** start of Records for processing **
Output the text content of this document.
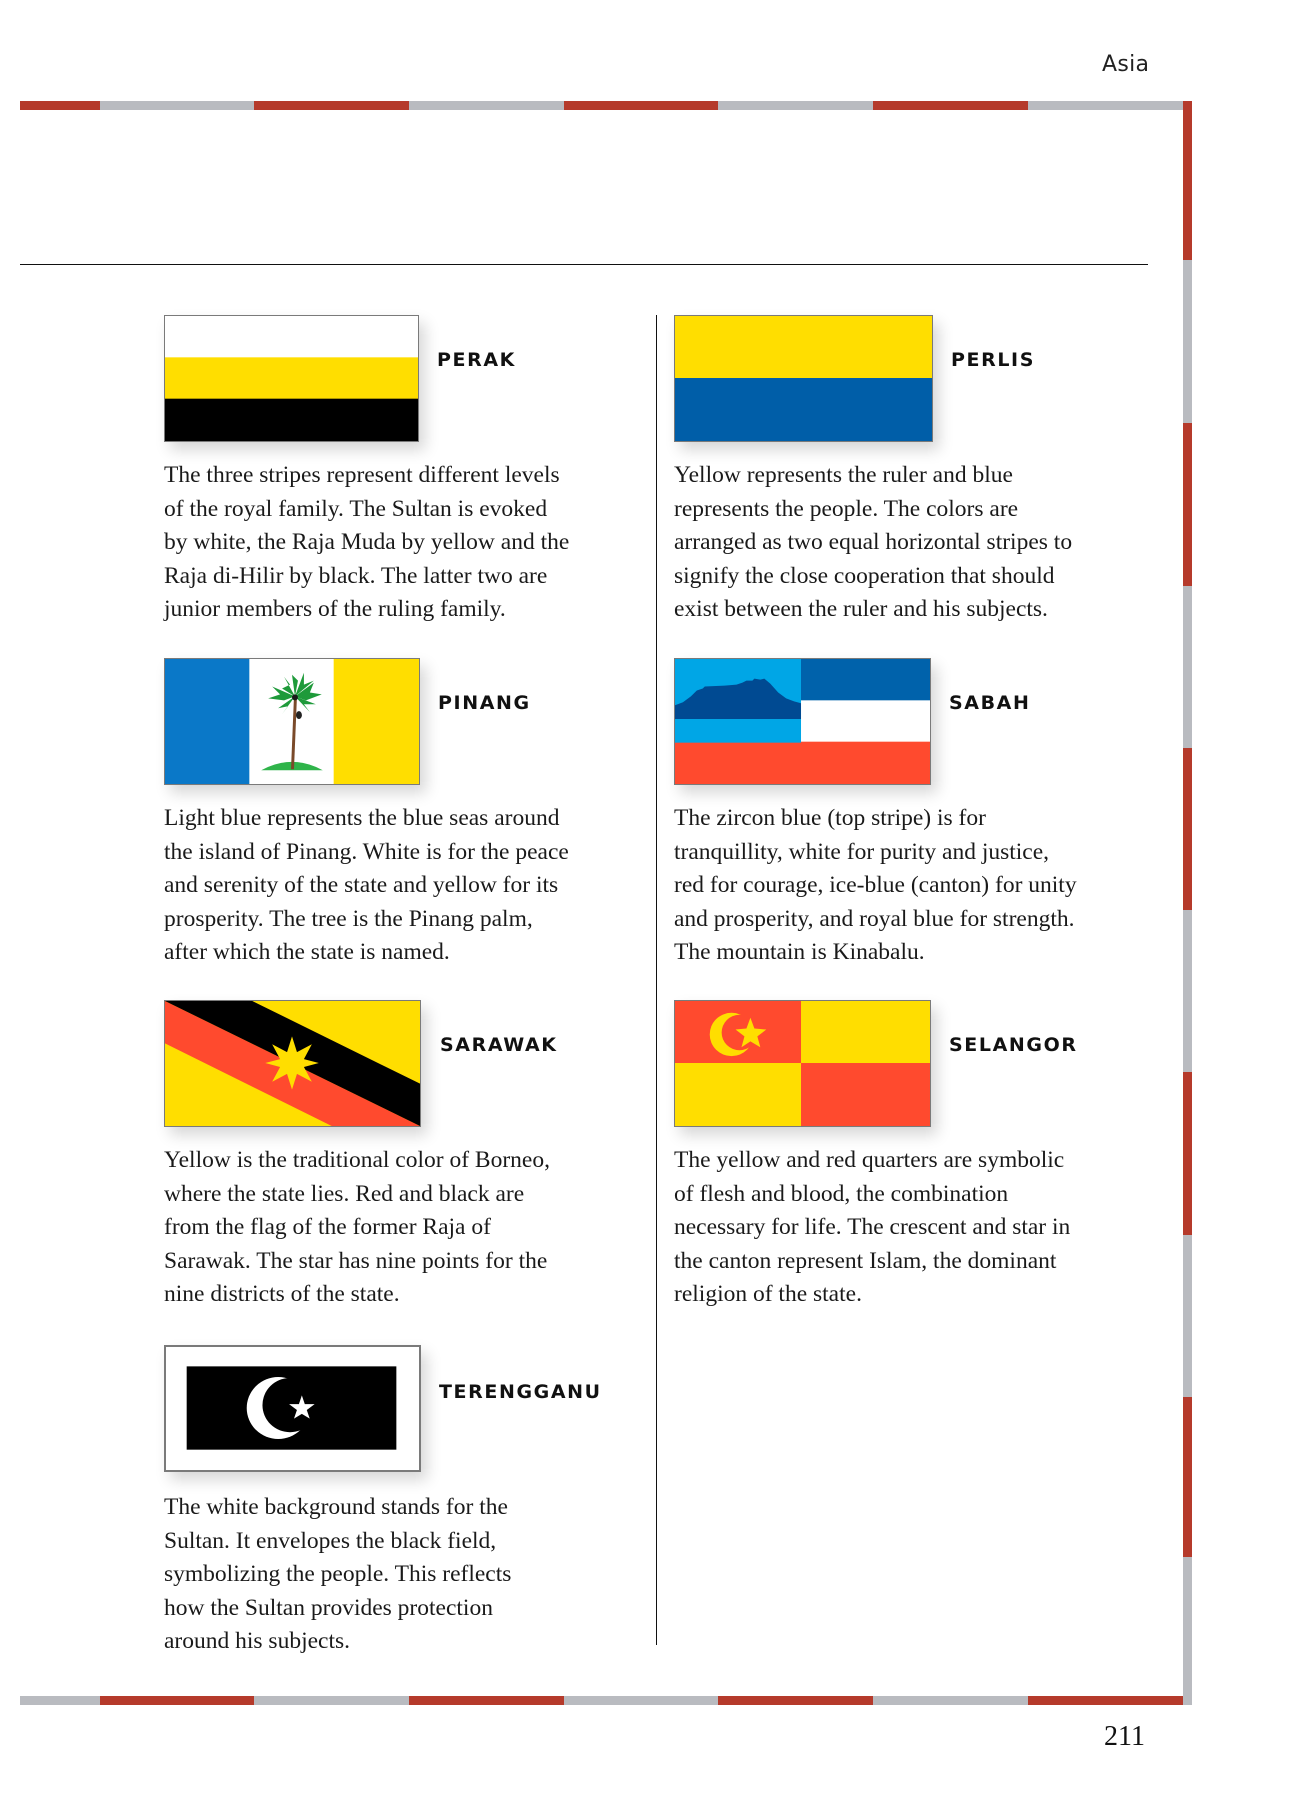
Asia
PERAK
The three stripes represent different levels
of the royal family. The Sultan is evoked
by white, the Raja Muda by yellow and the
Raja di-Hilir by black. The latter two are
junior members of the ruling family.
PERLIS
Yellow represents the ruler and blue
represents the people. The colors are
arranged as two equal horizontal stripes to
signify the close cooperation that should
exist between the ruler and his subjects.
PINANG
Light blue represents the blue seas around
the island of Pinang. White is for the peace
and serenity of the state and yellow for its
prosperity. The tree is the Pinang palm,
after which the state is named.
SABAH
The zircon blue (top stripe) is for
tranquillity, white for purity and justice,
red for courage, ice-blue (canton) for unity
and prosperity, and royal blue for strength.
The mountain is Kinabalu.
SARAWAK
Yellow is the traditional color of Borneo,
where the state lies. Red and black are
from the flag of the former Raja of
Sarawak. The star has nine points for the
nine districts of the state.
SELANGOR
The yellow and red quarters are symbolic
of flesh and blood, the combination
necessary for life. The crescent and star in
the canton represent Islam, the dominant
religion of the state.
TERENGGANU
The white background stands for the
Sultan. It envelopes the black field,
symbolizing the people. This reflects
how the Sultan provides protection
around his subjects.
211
** end of Records for processing **
_Exercise:_
Please transcribe the material above exactly as written. Leave the pictures out.

_Result for this task:_
Output the text content of this document.
Asia
PERAK
The three stripes represent different levels
of the royal family. The Sultan is evoked
by white, the Raja Muda by yellow and the
Raja di-Hilir by black. The latter two are
junior members of the ruling family.
PERLIS
Yellow represents the ruler and blue
represents the people. The colors are
arranged as two equal horizontal stripes to
signify the close cooperation that should
exist between the ruler and his subjects.
PINANG
Light blue represents the blue seas around
the island of Pinang. White is for the peace
and serenity of the state and yellow for its
prosperity. The tree is the Pinang palm,
after which the state is named.
SABAH
The zircon blue (top stripe) is for
tranquillity, white for purity and justice,
red for courage, ice-blue (canton) for unity
and prosperity, and royal blue for strength.
The mountain is Kinabalu.
SARAWAK
Yellow is the traditional color of Borneo,
where the state lies. Red and black are
from the flag of the former Raja of
Sarawak. The star has nine points for the
nine districts of the state.
SELANGOR
The yellow and red quarters are symbolic
of flesh and blood, the combination
necessary for life. The crescent and star in
the canton represent Islam, the dominant
religion of the state.
TERENGGANU
The white background stands for the
Sultan. It envelopes the black field,
symbolizing the people. This reflects
how the Sultan provides protection
around his subjects.
211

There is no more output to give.